> [DATA ENTRIES]
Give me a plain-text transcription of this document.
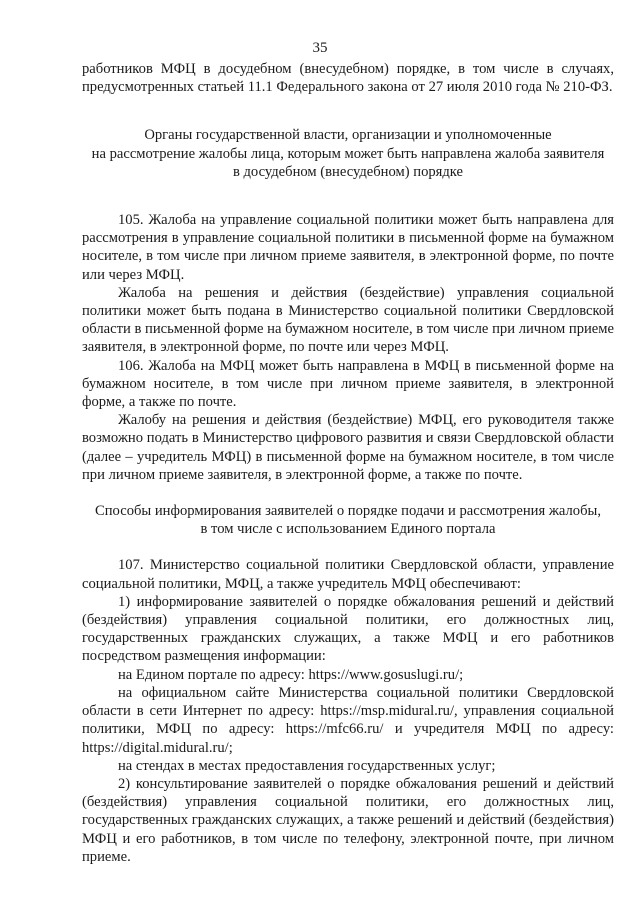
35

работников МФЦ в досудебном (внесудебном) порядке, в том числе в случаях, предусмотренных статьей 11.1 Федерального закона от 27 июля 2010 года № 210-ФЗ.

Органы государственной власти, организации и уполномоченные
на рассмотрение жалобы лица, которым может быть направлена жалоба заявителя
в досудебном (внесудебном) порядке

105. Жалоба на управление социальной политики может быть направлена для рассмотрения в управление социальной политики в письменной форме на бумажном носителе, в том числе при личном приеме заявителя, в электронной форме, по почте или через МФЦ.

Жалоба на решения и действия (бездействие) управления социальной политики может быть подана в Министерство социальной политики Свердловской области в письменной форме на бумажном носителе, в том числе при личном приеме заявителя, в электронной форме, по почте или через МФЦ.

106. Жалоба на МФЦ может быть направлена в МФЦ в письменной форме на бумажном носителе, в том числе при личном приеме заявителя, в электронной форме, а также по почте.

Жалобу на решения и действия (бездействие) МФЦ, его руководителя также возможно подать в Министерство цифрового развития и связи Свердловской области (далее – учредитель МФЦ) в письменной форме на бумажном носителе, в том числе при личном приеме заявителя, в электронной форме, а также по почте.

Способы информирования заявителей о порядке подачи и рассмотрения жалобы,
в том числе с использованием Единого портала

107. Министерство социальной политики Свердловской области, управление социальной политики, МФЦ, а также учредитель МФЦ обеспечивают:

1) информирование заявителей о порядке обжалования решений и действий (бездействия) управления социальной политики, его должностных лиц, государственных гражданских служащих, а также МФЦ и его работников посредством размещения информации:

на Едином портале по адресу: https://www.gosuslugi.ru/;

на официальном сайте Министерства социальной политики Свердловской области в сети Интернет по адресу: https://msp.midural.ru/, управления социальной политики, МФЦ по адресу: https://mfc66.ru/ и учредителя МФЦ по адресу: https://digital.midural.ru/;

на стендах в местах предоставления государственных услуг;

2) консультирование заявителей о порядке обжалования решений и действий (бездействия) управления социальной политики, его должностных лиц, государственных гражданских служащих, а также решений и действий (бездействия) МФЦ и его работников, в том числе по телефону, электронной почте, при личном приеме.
---
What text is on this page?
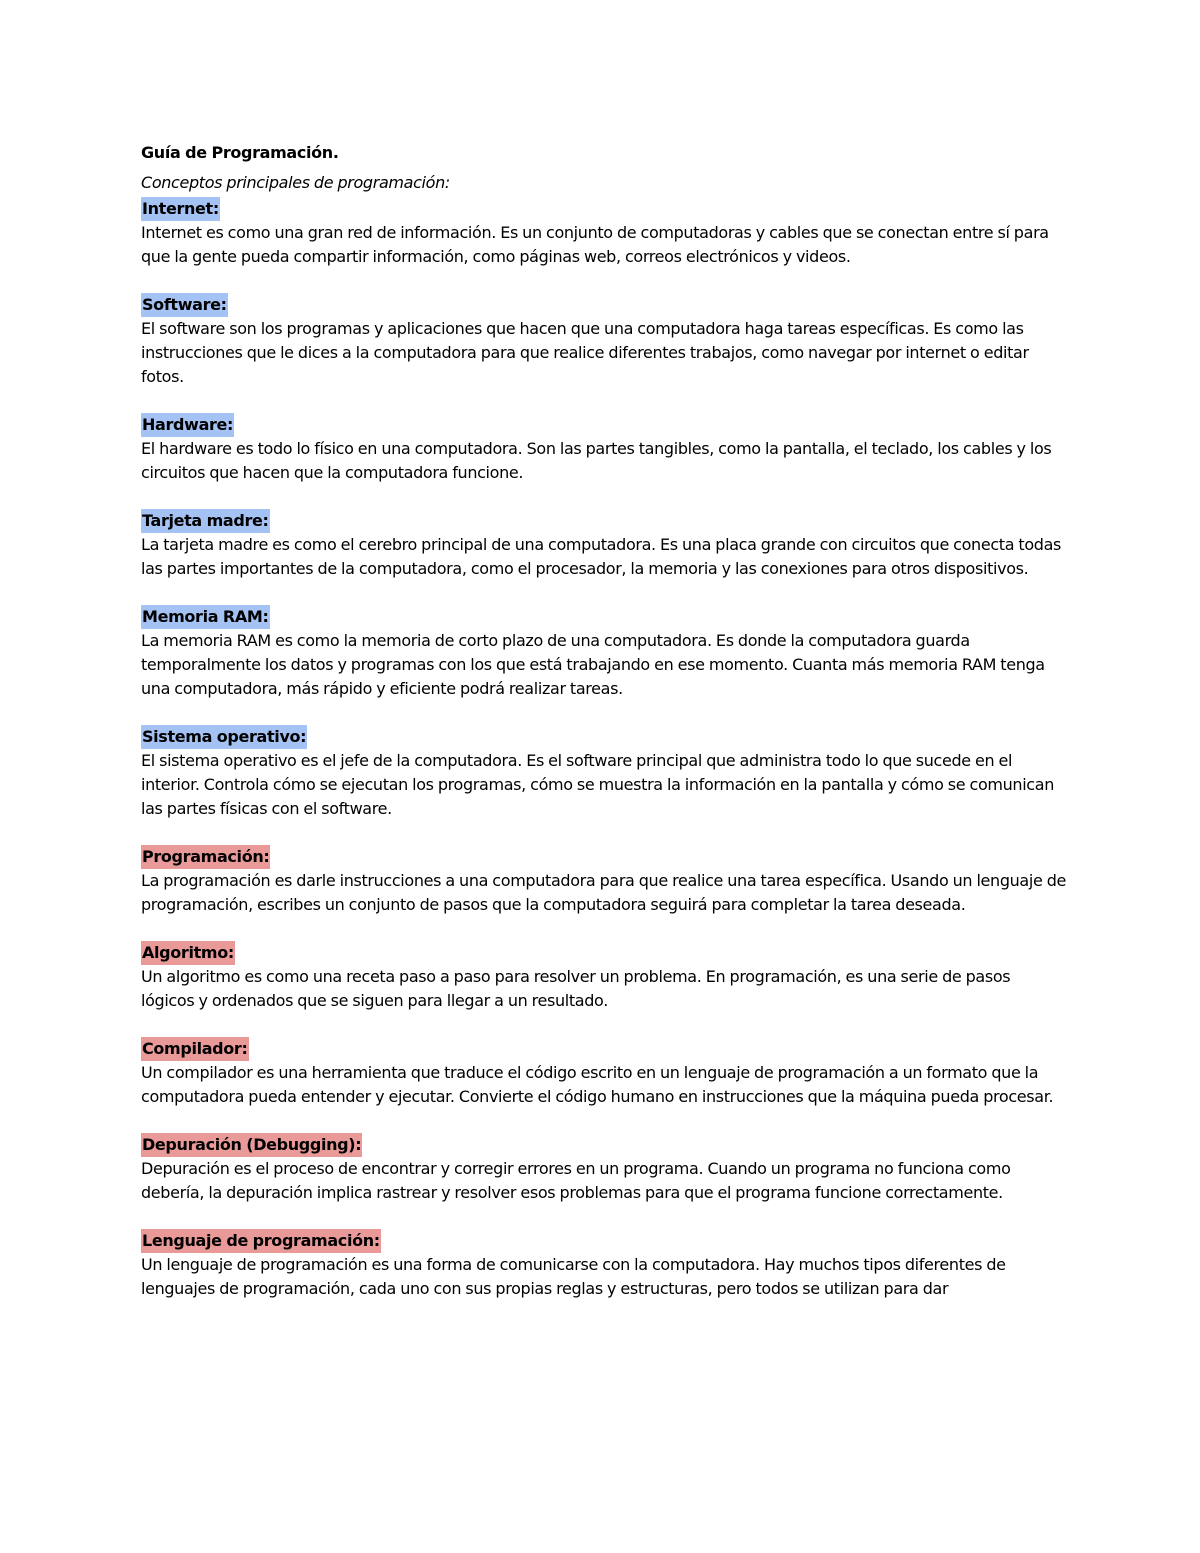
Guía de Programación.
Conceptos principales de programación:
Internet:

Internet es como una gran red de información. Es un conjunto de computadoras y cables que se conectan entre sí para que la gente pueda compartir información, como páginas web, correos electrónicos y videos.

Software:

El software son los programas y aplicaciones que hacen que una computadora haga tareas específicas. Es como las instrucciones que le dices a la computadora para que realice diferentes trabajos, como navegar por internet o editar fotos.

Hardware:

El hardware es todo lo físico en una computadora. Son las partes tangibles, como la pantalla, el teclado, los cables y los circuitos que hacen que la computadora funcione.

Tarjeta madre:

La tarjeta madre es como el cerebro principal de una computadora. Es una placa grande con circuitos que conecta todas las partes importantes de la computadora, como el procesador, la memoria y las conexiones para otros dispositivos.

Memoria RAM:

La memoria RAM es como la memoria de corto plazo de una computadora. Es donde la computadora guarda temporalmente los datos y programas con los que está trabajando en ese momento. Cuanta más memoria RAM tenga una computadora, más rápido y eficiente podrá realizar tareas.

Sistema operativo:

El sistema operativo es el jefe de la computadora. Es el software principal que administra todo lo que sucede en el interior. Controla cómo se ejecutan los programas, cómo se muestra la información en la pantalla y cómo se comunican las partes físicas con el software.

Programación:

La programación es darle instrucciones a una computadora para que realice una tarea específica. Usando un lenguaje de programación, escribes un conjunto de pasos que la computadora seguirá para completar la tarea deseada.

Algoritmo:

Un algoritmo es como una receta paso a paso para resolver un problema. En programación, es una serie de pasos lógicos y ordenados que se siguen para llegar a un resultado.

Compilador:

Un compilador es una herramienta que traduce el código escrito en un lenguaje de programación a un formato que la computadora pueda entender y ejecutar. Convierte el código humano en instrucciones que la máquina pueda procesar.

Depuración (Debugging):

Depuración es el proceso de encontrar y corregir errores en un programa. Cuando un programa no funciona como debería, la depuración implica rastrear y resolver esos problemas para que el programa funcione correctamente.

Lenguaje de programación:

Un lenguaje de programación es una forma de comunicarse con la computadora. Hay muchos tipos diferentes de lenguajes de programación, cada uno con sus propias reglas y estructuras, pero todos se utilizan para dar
==
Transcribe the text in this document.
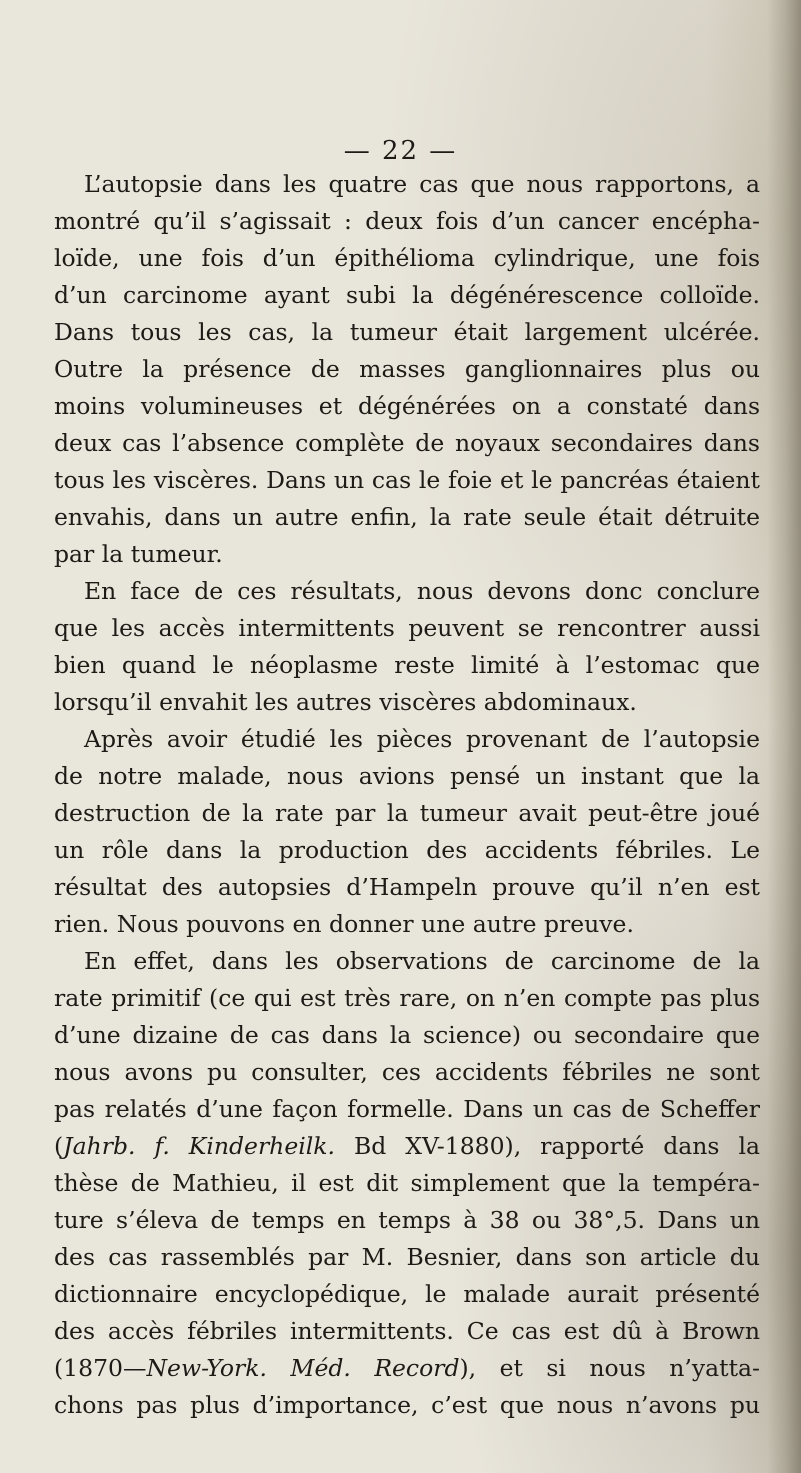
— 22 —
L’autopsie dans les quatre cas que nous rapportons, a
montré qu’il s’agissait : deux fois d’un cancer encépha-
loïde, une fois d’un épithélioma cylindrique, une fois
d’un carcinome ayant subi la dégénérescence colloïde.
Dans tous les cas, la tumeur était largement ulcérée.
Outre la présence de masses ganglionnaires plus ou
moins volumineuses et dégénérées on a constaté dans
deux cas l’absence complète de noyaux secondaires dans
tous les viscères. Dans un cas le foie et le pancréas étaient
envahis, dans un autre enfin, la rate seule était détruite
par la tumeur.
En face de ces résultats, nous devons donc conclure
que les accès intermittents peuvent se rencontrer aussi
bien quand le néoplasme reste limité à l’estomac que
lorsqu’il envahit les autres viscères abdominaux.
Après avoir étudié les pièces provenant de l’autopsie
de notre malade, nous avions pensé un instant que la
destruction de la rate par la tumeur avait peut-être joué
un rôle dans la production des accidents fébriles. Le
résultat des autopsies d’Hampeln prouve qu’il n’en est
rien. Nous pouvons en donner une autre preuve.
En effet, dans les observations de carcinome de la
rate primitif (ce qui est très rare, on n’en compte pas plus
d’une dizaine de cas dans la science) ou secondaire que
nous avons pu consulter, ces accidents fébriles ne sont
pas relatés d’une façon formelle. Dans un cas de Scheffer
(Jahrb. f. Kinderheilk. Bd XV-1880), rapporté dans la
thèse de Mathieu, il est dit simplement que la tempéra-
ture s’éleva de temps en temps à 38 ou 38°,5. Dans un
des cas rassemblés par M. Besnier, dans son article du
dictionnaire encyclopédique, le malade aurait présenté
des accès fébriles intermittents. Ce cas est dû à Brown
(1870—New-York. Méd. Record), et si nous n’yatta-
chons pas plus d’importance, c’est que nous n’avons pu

> [GOAL OF THE EXERCISE]
Write down only the number of lines that contain the string "rate" in the listing.

> [ANSWER TO THIS EXERCISE]
3